Dataset entries:
######
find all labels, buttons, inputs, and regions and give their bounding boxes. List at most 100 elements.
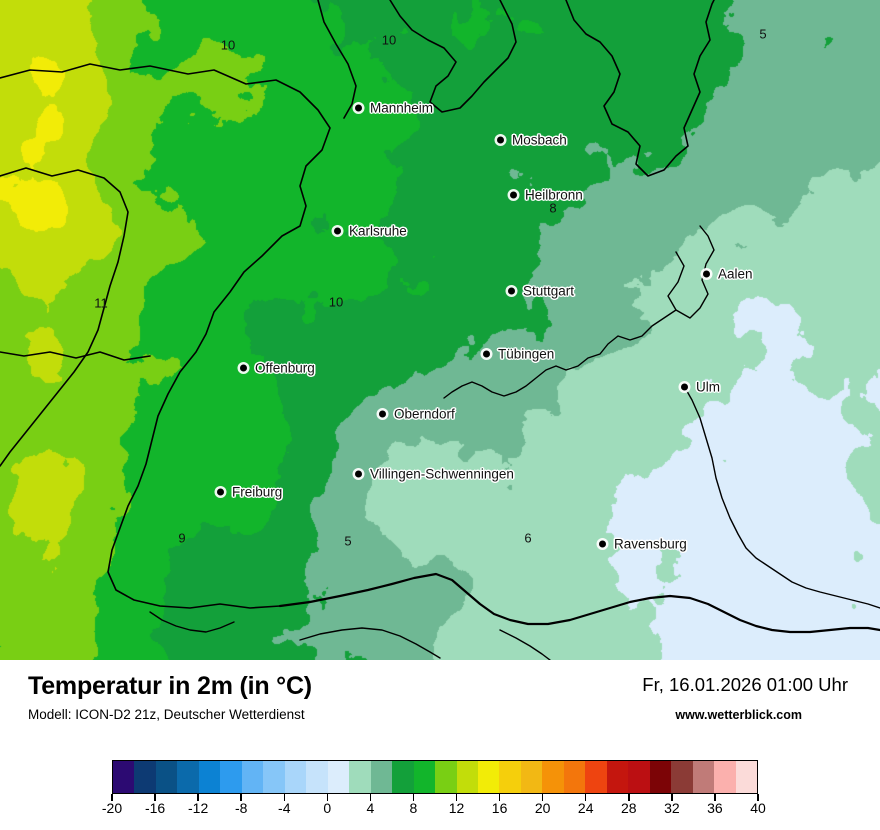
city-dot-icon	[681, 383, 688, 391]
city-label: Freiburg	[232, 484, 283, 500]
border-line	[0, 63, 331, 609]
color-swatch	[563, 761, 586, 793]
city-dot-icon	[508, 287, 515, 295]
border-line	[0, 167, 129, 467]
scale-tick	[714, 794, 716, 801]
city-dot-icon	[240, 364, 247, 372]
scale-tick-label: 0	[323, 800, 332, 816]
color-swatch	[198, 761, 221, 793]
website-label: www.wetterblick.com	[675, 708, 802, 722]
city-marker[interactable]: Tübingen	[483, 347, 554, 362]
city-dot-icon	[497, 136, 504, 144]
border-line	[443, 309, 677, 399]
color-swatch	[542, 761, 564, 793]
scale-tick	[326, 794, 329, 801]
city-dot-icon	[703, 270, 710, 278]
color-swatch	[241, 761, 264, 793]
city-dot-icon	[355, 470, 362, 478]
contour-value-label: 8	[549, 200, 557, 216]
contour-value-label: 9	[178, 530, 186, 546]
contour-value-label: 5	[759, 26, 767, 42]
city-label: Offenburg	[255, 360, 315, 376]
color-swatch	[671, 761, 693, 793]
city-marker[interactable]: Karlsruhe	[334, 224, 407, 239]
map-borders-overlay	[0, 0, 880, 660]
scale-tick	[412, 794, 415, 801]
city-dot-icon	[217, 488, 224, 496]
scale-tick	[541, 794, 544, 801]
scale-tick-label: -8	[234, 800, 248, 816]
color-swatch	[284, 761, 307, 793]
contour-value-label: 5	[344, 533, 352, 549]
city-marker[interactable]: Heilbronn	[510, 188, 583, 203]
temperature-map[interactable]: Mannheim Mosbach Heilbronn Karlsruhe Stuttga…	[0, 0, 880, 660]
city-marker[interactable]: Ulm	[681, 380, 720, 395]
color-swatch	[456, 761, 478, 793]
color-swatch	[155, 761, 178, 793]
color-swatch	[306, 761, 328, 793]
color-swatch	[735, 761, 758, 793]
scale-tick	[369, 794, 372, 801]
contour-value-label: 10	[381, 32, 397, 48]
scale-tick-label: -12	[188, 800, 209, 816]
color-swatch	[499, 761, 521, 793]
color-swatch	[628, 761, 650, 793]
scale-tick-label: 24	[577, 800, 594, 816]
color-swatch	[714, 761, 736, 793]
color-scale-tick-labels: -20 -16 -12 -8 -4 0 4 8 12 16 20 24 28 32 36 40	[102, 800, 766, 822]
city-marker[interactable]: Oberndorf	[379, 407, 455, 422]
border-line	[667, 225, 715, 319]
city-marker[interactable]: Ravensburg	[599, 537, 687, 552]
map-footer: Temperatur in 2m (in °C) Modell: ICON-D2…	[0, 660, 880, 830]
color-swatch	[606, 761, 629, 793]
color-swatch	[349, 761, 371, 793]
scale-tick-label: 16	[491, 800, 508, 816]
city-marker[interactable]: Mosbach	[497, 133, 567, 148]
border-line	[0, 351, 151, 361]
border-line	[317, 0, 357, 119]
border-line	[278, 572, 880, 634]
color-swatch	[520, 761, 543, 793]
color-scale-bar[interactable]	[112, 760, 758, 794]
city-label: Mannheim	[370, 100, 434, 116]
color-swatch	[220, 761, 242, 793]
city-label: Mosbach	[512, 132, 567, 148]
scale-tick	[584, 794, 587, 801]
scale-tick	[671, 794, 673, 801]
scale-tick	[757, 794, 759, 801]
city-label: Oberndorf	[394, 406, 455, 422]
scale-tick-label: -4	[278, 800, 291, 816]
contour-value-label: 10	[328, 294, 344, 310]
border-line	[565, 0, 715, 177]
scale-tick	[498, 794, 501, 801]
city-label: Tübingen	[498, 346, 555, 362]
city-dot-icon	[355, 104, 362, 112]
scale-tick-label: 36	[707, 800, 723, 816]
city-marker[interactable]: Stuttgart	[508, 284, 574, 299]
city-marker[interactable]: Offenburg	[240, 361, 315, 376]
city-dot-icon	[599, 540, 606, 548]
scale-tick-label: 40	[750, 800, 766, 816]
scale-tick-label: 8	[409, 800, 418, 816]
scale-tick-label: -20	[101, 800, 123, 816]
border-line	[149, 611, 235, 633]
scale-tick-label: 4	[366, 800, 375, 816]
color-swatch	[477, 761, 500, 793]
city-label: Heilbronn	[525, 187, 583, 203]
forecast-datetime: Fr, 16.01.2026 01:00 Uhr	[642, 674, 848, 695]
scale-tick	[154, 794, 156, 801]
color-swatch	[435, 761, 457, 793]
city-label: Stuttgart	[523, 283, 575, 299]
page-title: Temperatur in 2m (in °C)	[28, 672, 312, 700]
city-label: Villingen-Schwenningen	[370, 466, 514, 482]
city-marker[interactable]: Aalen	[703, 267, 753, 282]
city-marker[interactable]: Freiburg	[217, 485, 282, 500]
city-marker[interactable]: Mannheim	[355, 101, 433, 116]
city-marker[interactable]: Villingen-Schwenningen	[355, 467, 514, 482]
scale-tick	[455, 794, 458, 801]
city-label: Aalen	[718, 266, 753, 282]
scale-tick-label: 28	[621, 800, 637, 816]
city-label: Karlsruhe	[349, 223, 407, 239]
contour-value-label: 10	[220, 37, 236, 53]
######
▶ [Aim of the exercise]: Reproduce all of the data above word for word, leaving out the pictures.

▶ [Solution for this task]:
find all labels, buttons, inputs, and regions and give their bounding boxes. List at most 100 elements.
city-dot-icon	[681, 383, 688, 391]
city-label: Freiburg	[232, 484, 283, 500]
border-line	[0, 63, 331, 609]
color-swatch	[563, 761, 586, 793]
city-dot-icon	[508, 287, 515, 295]
border-line	[0, 167, 129, 467]
scale-tick	[714, 794, 716, 801]
city-dot-icon	[240, 364, 247, 372]
scale-tick-label: 0	[323, 800, 332, 816]
color-swatch	[198, 761, 221, 793]
website-label: www.wetterblick.com	[675, 708, 802, 722]
city-marker[interactable]: Tübingen	[483, 347, 554, 362]
city-dot-icon	[497, 136, 504, 144]
border-line	[443, 309, 677, 399]
color-swatch	[542, 761, 564, 793]
scale-tick	[326, 794, 329, 801]
city-dot-icon	[703, 270, 710, 278]
color-swatch	[241, 761, 264, 793]
city-dot-icon	[355, 470, 362, 478]
contour-value-label: 8	[549, 200, 557, 216]
contour-value-label: 9	[178, 530, 186, 546]
contour-value-label: 5	[759, 26, 767, 42]
city-label: Offenburg	[255, 360, 315, 376]
color-swatch	[671, 761, 693, 793]
city-marker[interactable]: Karlsruhe	[334, 224, 407, 239]
map-borders-overlay	[0, 0, 880, 660]
scale-tick	[412, 794, 415, 801]
city-dot-icon	[217, 488, 224, 496]
scale-tick	[541, 794, 544, 801]
scale-tick-label: -8	[234, 800, 248, 816]
color-swatch	[284, 761, 307, 793]
contour-value-label: 5	[344, 533, 352, 549]
city-marker[interactable]: Heilbronn	[510, 188, 583, 203]
temperature-map[interactable]: Mannheim Mosbach Heilbronn Karlsruhe Stuttga…	[0, 0, 880, 660]
city-marker[interactable]: Ulm	[681, 380, 720, 395]
color-swatch	[456, 761, 478, 793]
color-swatch	[155, 761, 178, 793]
color-swatch	[306, 761, 328, 793]
color-swatch	[735, 761, 758, 793]
scale-tick	[369, 794, 372, 801]
contour-value-label: 10	[381, 32, 397, 48]
scale-tick-label: -12	[188, 800, 209, 816]
color-swatch	[499, 761, 521, 793]
color-swatch	[628, 761, 650, 793]
scale-tick-label: 24	[577, 800, 594, 816]
color-swatch	[714, 761, 736, 793]
color-scale-tick-labels: -20 -16 -12 -8 -4 0 4 8 12 16 20 24 28 32 36 40	[102, 800, 766, 822]
city-marker[interactable]: Oberndorf	[379, 407, 455, 422]
border-line	[667, 225, 715, 319]
city-marker[interactable]: Ravensburg	[599, 537, 687, 552]
map-footer: Temperatur in 2m (in °C) Modell: ICON-D2…	[0, 660, 880, 830]
color-swatch	[606, 761, 629, 793]
color-swatch	[349, 761, 371, 793]
scale-tick-label: 16	[491, 800, 508, 816]
city-marker[interactable]: Mosbach	[497, 133, 567, 148]
border-line	[0, 351, 151, 361]
border-line	[317, 0, 357, 119]
border-line	[278, 572, 880, 634]
color-swatch	[520, 761, 543, 793]
color-scale-bar[interactable]	[112, 760, 758, 794]
city-label: Mannheim	[370, 100, 434, 116]
color-swatch	[220, 761, 242, 793]
city-label: Mosbach	[512, 132, 567, 148]
scale-tick	[584, 794, 587, 801]
scale-tick	[671, 794, 673, 801]
scale-tick	[757, 794, 759, 801]
city-label: Oberndorf	[394, 406, 455, 422]
scale-tick-label: -4	[278, 800, 291, 816]
contour-value-label: 10	[328, 294, 344, 310]
border-line	[565, 0, 715, 177]
scale-tick	[498, 794, 501, 801]
city-label: Tübingen	[498, 346, 555, 362]
city-dot-icon	[355, 104, 362, 112]
scale-tick-label: 36	[707, 800, 723, 816]
city-marker[interactable]: Stuttgart	[508, 284, 574, 299]
city-marker[interactable]: Offenburg	[240, 361, 315, 376]
city-dot-icon	[599, 540, 606, 548]
scale-tick-label: 40	[750, 800, 766, 816]
scale-tick-label: 8	[409, 800, 418, 816]
scale-tick-label: -20	[101, 800, 123, 816]
border-line	[149, 611, 235, 633]
scale-tick-label: 4	[366, 800, 375, 816]
color-swatch	[477, 761, 500, 793]
city-label: Heilbronn	[525, 187, 583, 203]
forecast-datetime: Fr, 16.01.2026 01:00 Uhr	[642, 674, 848, 695]
scale-tick	[154, 794, 156, 801]
color-swatch	[435, 761, 457, 793]
city-label: Stuttgart	[523, 283, 575, 299]
page-title: Temperatur in 2m (in °C)	[28, 672, 312, 700]
city-label: Villingen-Schwenningen	[370, 466, 514, 482]
city-marker[interactable]: Aalen	[703, 267, 753, 282]
city-marker[interactable]: Freiburg	[217, 485, 282, 500]
city-marker[interactable]: Mannheim	[355, 101, 433, 116]
city-marker[interactable]: Villingen-Schwenningen	[355, 467, 514, 482]
scale-tick	[455, 794, 458, 801]
city-label: Aalen	[718, 266, 753, 282]
scale-tick-label: 28	[621, 800, 637, 816]
city-label: Karlsruhe	[349, 223, 407, 239]
contour-value-label: 10	[220, 37, 236, 53]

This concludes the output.